Check every line below for the word "this" and show those that hold it.

------------------------

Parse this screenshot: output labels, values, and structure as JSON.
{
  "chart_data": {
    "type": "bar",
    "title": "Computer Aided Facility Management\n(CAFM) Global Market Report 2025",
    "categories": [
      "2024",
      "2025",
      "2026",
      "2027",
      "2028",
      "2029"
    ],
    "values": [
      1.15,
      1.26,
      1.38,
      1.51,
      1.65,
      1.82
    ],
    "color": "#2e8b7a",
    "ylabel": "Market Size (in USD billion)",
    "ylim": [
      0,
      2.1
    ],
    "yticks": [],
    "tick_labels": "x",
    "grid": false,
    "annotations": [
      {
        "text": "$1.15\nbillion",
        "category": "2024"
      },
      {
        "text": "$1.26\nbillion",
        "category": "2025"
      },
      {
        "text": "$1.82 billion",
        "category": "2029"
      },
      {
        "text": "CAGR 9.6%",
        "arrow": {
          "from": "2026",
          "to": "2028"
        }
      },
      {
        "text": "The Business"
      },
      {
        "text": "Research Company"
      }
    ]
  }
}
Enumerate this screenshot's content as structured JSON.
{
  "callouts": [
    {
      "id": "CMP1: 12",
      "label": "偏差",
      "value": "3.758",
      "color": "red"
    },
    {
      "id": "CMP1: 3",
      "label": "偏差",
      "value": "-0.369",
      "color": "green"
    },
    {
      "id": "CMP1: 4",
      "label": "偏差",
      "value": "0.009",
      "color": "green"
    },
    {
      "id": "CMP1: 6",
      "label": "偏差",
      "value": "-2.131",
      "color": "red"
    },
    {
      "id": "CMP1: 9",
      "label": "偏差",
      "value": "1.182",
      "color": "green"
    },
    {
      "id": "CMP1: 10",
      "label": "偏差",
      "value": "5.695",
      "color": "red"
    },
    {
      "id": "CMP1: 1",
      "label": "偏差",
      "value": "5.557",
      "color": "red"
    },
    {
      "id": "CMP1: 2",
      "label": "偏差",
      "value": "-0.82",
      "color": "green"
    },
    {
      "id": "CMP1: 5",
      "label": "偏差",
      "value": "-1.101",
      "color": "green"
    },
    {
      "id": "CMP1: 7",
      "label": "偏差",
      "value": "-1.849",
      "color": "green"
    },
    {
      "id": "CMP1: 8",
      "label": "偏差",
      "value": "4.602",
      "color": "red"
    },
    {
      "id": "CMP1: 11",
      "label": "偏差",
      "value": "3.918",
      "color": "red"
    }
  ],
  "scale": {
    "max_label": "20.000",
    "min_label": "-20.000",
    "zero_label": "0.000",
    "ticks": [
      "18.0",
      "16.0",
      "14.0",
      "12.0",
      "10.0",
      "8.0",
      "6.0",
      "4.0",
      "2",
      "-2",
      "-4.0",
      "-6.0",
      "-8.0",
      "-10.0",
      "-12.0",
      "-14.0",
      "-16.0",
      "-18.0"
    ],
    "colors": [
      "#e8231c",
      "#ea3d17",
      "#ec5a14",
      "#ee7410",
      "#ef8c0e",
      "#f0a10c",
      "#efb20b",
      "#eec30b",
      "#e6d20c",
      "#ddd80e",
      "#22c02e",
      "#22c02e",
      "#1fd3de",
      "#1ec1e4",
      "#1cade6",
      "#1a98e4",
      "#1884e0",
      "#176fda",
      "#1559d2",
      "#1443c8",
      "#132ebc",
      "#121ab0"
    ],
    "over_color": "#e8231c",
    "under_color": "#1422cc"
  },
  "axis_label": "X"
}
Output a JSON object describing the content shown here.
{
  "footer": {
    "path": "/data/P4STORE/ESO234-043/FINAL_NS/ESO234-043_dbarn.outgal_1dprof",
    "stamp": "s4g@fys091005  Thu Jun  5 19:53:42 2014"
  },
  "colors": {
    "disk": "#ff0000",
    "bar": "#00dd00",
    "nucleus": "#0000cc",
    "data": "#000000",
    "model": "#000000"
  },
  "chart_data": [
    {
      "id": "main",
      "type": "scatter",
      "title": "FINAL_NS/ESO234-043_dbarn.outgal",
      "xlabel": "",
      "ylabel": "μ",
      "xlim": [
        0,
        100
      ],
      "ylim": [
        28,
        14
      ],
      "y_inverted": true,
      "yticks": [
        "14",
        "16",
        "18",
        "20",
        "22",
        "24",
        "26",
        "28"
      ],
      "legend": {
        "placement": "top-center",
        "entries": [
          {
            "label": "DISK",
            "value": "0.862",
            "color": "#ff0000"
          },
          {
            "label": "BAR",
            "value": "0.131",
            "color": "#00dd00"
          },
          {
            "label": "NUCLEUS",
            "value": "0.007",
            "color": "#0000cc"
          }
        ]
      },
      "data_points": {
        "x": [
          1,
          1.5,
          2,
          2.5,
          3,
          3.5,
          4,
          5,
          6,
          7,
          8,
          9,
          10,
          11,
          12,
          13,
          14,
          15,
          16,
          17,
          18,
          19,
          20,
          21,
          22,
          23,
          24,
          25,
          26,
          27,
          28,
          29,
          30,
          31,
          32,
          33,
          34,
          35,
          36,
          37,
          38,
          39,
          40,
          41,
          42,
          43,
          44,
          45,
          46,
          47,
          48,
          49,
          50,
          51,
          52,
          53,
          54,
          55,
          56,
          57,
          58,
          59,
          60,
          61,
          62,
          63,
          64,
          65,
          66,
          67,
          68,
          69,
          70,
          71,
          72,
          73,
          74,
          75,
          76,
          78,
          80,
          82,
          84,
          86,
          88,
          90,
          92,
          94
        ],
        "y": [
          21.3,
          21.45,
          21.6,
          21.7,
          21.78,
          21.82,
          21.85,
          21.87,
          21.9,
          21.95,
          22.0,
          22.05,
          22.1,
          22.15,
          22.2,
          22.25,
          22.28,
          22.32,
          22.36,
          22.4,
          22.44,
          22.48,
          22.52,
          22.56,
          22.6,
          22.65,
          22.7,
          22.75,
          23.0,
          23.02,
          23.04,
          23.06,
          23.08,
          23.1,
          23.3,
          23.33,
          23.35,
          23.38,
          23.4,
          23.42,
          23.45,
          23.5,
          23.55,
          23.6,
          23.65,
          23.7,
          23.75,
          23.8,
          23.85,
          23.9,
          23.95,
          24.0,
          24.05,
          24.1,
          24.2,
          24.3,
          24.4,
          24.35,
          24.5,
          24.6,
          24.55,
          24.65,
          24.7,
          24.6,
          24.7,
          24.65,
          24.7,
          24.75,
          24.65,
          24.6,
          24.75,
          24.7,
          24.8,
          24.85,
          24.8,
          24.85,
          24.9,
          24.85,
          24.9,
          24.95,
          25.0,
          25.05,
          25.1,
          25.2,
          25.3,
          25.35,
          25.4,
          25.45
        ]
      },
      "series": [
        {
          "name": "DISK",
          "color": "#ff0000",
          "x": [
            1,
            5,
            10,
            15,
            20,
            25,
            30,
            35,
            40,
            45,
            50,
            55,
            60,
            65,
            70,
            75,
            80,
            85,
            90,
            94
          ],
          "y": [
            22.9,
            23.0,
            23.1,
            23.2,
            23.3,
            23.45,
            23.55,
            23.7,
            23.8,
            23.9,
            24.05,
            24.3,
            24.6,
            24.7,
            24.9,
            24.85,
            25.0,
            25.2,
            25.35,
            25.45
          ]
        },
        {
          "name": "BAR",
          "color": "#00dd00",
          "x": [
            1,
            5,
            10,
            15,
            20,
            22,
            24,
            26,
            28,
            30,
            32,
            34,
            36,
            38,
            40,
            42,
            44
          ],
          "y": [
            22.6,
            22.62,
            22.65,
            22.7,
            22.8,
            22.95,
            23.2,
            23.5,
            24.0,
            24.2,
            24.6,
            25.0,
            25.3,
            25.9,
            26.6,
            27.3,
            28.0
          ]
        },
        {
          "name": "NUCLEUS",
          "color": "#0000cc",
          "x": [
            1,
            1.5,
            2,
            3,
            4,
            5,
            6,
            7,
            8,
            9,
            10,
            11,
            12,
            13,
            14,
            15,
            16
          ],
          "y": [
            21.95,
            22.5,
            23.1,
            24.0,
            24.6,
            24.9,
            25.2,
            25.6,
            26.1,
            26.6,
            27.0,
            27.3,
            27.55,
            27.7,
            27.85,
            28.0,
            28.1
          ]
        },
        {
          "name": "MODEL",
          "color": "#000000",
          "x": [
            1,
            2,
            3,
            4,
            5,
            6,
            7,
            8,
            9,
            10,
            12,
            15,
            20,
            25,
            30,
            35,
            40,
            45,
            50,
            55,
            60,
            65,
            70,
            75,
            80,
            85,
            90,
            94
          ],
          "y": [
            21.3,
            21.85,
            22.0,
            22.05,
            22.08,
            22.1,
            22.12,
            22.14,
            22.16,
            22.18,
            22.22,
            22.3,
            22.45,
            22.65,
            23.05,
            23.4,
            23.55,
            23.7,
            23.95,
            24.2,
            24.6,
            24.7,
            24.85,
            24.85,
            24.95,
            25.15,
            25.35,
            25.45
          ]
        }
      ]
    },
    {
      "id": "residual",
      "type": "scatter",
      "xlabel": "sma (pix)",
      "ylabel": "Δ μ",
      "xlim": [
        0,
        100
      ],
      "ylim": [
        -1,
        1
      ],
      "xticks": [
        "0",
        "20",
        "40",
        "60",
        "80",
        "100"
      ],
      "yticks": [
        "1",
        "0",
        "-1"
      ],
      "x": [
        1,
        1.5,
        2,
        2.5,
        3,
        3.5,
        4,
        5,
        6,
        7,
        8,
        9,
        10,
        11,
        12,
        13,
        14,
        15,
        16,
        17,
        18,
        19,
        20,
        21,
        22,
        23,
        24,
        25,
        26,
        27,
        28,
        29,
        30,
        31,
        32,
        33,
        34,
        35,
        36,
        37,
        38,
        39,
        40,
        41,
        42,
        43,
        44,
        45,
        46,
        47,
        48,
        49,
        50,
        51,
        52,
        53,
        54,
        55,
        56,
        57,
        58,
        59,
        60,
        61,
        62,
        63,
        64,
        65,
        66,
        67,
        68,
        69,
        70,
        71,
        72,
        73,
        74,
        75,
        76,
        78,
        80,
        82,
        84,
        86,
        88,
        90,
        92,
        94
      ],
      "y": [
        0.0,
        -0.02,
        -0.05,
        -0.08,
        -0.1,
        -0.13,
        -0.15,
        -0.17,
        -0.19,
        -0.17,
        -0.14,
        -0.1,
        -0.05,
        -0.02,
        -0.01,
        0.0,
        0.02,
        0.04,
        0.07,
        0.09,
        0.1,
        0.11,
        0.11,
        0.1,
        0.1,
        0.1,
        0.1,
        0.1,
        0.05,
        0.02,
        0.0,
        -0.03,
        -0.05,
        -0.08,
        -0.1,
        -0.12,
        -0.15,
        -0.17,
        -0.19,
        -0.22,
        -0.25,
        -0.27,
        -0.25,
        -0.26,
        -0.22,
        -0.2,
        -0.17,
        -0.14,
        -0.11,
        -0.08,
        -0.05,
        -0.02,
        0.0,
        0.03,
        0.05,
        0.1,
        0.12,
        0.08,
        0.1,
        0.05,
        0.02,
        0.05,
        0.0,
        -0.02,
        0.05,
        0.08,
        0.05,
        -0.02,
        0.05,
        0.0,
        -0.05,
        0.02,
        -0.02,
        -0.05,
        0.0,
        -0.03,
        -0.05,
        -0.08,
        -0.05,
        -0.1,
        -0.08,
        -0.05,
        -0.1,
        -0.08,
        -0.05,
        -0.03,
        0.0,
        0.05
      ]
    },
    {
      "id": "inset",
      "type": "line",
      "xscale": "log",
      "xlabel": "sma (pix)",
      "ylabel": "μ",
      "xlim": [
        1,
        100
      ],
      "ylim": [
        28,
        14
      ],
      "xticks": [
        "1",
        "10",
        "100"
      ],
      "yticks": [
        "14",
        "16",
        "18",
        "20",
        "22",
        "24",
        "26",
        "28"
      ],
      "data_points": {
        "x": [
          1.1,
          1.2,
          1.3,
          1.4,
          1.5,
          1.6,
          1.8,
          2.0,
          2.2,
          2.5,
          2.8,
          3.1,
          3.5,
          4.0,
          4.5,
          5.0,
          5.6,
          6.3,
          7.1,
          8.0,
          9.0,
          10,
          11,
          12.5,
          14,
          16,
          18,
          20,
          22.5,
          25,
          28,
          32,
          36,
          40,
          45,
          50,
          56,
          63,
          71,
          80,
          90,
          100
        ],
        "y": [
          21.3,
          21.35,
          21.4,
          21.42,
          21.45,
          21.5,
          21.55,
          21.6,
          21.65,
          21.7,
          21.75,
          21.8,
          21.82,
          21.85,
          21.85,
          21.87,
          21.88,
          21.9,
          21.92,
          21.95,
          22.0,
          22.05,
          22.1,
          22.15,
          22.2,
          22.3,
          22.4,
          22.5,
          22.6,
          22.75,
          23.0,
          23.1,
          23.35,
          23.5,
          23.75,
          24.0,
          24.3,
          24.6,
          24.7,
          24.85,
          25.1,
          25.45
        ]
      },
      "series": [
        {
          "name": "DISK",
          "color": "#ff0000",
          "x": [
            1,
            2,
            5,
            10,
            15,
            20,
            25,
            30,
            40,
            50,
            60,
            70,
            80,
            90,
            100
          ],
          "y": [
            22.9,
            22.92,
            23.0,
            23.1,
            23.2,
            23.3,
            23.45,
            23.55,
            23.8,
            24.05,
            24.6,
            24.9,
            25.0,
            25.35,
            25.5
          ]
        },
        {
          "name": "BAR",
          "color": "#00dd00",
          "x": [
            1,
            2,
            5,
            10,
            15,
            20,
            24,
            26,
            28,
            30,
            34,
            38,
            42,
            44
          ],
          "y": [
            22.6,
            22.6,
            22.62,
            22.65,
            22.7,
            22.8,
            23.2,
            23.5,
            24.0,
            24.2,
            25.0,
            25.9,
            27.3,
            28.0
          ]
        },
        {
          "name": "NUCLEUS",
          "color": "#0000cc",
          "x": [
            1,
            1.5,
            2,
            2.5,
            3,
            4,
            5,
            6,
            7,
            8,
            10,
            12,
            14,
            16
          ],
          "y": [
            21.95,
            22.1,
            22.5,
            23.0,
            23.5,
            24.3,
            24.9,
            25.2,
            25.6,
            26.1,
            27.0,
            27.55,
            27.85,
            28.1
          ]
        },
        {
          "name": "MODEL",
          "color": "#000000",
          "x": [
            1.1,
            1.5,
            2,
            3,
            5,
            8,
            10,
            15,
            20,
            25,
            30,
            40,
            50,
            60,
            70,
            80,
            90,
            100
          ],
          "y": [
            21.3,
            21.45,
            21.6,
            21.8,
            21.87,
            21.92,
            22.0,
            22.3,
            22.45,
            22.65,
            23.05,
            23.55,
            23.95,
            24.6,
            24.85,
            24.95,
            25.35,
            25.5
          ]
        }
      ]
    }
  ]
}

------------------------

Task output —
Parse this screenshot: output labels, values, and structure as JSON.
Enumerate this screenshot's content as structured JSON.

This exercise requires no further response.